[WHAT NEEDS TO BE DONE]
Note each line where "image" appears, and copy it.

Stored data entries:
--- Begin ---

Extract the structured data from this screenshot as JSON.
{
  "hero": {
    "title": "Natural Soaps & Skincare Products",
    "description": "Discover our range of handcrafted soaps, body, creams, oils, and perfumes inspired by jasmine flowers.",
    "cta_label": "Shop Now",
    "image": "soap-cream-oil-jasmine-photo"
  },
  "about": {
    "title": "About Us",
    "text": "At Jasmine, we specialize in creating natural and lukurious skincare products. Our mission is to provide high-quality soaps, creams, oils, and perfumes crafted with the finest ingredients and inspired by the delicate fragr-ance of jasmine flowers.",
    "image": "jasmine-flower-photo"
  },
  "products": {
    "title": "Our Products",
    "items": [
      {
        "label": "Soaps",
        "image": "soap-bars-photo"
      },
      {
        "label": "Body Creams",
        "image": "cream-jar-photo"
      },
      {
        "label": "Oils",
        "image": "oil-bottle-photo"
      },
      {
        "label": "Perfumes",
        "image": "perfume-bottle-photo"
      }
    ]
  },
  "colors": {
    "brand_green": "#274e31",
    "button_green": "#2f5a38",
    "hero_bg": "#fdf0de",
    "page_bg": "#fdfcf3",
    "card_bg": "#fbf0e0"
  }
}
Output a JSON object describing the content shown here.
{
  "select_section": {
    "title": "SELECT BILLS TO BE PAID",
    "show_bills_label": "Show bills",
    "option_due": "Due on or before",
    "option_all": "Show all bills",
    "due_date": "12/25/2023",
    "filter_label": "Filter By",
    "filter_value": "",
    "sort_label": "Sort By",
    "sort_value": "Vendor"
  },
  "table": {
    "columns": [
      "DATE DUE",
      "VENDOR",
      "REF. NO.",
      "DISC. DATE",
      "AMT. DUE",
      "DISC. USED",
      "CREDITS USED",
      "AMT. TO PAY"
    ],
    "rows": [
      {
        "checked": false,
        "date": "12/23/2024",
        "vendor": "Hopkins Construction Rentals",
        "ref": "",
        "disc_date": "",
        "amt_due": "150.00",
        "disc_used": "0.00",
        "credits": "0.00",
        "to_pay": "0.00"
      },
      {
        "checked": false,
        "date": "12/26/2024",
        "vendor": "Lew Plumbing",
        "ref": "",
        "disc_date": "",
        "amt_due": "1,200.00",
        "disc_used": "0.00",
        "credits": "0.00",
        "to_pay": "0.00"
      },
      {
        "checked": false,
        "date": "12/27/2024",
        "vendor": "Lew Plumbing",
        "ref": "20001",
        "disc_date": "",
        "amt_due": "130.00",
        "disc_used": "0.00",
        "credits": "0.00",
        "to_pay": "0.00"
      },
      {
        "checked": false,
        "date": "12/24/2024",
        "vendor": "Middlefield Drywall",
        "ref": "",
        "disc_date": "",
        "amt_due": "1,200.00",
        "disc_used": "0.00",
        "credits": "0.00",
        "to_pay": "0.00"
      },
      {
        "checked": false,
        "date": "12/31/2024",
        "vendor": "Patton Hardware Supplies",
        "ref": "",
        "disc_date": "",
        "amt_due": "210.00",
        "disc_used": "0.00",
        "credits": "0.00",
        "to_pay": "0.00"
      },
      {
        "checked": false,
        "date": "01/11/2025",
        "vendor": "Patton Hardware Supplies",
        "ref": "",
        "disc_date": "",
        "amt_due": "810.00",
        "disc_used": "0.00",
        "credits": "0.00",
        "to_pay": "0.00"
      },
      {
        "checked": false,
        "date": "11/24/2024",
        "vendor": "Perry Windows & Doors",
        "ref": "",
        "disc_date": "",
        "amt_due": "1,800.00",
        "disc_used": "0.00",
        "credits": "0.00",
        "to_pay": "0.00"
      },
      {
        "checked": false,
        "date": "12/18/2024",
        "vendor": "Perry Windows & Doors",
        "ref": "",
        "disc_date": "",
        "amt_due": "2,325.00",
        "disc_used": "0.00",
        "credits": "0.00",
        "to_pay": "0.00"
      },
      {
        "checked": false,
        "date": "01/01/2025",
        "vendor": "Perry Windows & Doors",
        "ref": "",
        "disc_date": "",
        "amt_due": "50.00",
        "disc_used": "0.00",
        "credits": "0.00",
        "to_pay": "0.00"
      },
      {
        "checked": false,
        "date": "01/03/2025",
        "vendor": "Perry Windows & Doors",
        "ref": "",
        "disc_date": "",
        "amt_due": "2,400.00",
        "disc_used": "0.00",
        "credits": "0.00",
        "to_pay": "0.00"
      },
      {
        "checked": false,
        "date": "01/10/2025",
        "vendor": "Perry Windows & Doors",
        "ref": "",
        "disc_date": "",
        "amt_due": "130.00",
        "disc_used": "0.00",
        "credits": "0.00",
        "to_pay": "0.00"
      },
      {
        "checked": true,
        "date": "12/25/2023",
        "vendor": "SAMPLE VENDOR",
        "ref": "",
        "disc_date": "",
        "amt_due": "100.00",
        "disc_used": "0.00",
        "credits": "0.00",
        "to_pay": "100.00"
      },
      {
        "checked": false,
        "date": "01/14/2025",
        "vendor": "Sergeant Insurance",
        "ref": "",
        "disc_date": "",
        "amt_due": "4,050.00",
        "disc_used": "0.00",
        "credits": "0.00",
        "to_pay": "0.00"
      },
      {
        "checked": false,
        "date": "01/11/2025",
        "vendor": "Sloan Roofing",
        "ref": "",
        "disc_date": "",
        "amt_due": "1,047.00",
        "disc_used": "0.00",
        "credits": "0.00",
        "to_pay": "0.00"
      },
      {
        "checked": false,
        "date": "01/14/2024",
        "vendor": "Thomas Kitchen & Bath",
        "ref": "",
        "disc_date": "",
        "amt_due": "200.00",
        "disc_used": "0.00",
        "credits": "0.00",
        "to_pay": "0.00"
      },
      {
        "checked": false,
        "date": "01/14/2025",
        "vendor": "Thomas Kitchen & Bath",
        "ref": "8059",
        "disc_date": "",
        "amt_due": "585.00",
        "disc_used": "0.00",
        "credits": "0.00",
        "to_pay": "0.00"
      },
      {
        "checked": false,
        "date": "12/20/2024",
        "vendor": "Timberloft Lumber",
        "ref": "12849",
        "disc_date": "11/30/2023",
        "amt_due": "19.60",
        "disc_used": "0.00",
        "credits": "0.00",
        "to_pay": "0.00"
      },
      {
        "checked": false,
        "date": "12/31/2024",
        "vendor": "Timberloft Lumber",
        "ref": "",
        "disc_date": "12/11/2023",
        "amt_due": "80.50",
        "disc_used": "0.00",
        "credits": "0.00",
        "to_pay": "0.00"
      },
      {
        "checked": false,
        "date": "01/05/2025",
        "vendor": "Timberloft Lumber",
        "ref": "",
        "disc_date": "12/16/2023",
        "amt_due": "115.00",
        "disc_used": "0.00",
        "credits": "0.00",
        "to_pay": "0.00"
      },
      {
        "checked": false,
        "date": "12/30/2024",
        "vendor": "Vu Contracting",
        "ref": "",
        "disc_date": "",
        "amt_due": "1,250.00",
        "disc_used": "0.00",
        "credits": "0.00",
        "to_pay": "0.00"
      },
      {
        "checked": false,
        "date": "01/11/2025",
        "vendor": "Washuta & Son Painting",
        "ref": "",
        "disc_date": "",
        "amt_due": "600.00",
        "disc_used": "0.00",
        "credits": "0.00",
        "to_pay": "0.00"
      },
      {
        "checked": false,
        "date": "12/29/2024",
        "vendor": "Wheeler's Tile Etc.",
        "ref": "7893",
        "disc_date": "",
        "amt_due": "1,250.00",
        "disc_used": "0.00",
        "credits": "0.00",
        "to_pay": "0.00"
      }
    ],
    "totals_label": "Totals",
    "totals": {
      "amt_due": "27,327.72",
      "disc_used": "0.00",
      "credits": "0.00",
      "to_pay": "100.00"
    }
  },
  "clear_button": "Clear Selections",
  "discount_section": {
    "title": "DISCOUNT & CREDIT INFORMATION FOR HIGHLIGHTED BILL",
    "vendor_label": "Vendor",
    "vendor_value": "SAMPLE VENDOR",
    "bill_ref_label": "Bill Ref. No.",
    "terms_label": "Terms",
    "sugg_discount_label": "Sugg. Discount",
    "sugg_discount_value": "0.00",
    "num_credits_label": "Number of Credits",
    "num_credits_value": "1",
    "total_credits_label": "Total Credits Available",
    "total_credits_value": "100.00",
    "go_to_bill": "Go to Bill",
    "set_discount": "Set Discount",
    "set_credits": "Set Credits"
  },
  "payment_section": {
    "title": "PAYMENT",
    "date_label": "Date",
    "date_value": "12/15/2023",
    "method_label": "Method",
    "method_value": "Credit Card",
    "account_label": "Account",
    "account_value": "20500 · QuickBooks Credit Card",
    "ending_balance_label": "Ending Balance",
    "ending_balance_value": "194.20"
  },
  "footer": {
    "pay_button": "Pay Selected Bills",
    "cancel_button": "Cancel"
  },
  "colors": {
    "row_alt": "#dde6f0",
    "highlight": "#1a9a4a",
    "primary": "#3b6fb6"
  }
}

--- End ---

[EXERCISE RESULT]
    "image": "soap-cream-oil-jasmine-photo"
    "image": "jasmine-flower-photo"
        "image": "soap-bars-photo"
        "image": "cream-jar-photo"
        "image": "oil-bottle-photo"
        "image": "perfume-bottle-photo"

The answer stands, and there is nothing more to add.